EXERCISE DESCRIPTION – Among the entries below, find the lines with "设置纵横中心线" and copy them.

━━━━━━━━

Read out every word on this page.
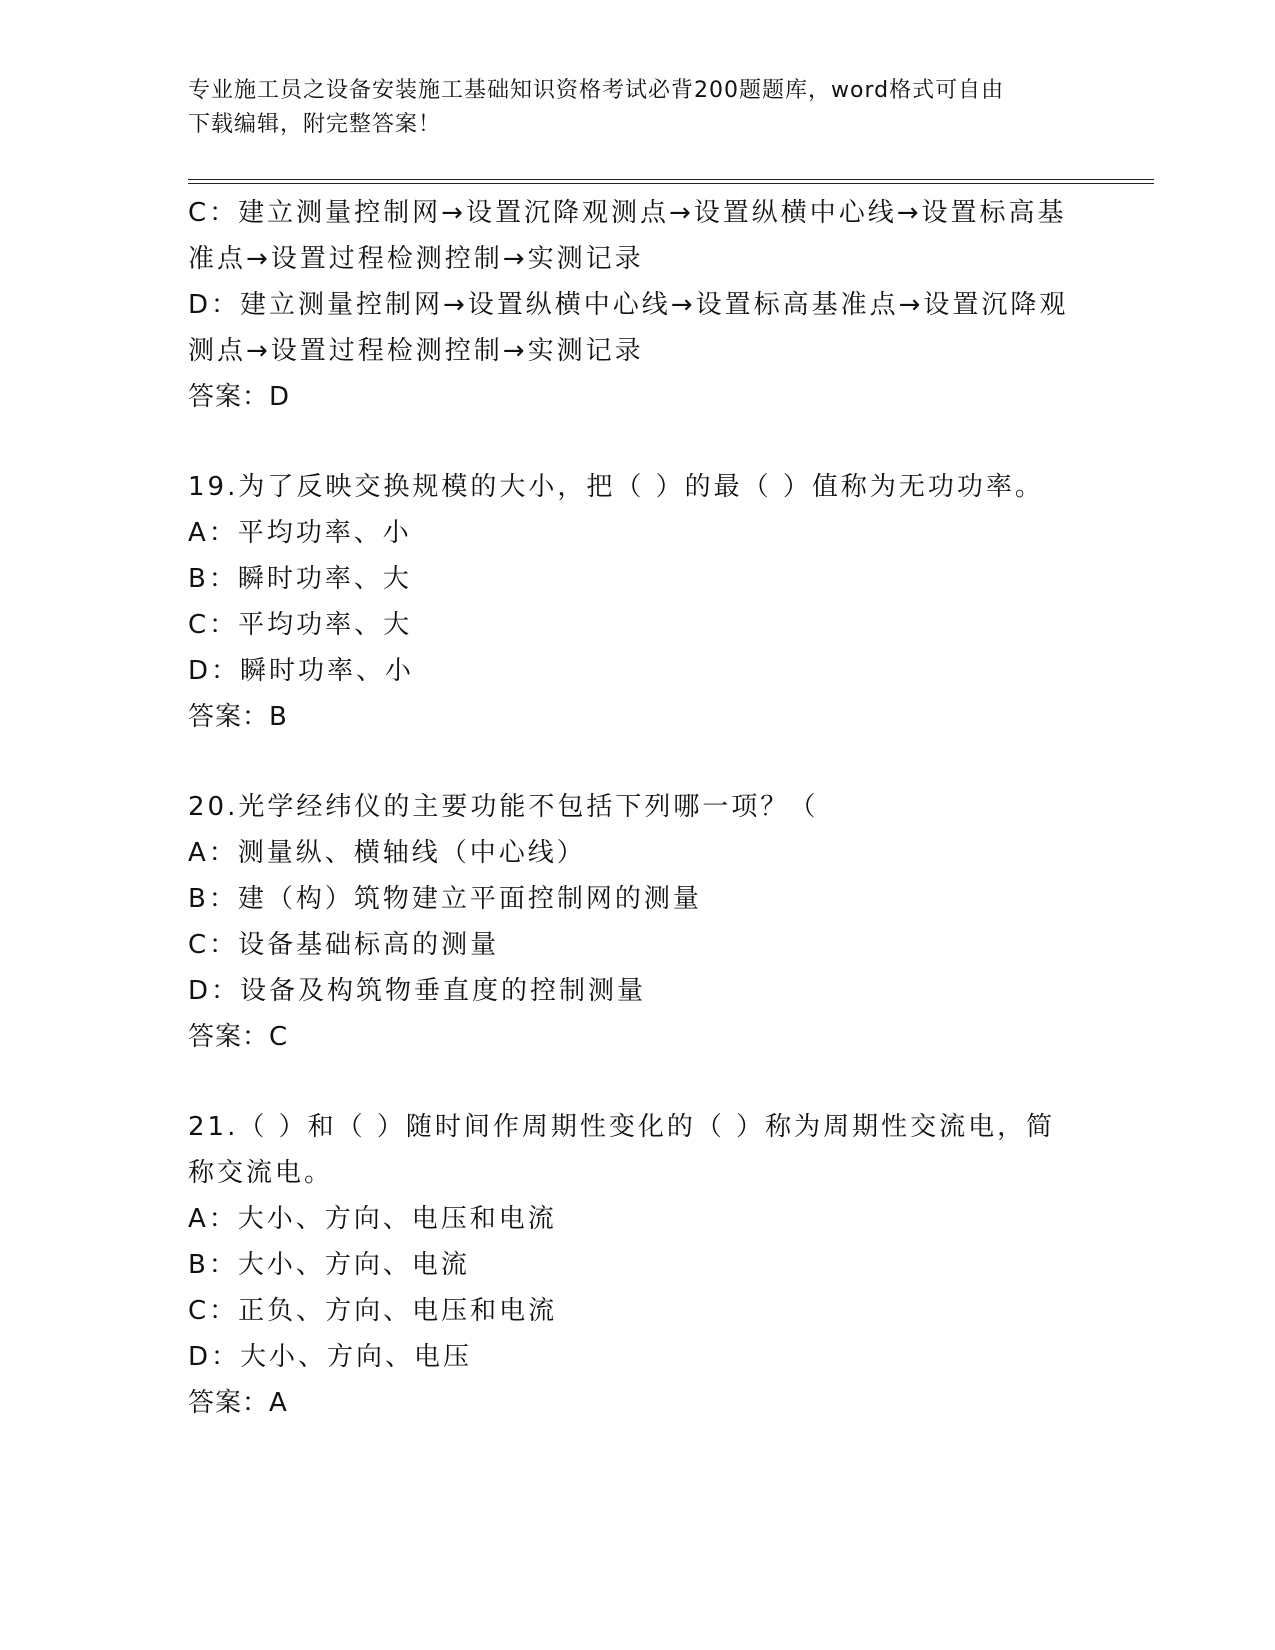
专业施工员之设备安装施工基础知识资格考试必背200题题库，word格式可自由
下载编辑，附完整答案！
C：建立测量控制网→设置沉降观测点→设置纵横中心线→设置标高基
准点→设置过程检测控制→实测记录
D：建立测量控制网→设置纵横中心线→设置标高基准点→设置沉降观
测点→设置过程检测控制→实测记录
答案：D
19.为了反映交换规模的大小，把（ ）的最（ ）值称为无功功率。
A：平均功率、小
B：瞬时功率、大
C：平均功率、大
D：瞬时功率、小
答案：B
20.光学经纬仪的主要功能不包括下列哪一项？（
A：测量纵、横轴线（中心线）
B：建（构）筑物建立平面控制网的测量
C：设备基础标高的测量
D：设备及构筑物垂直度的控制测量
答案：C
21.（ ）和（ ）随时间作周期性变化的（ ）称为周期性交流电，简
称交流电。
A：大小、方向、电压和电流
B：大小、方向、电流
C：正负、方向、电压和电流
D：大小、方向、电压
答案：A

━━━━━━━━

FULL SOLUTION –
C：建立测量控制网→设置沉降观测点→设置纵横中心线→设置标高基
D：建立测量控制网→设置纵横中心线→设置标高基准点→设置沉降观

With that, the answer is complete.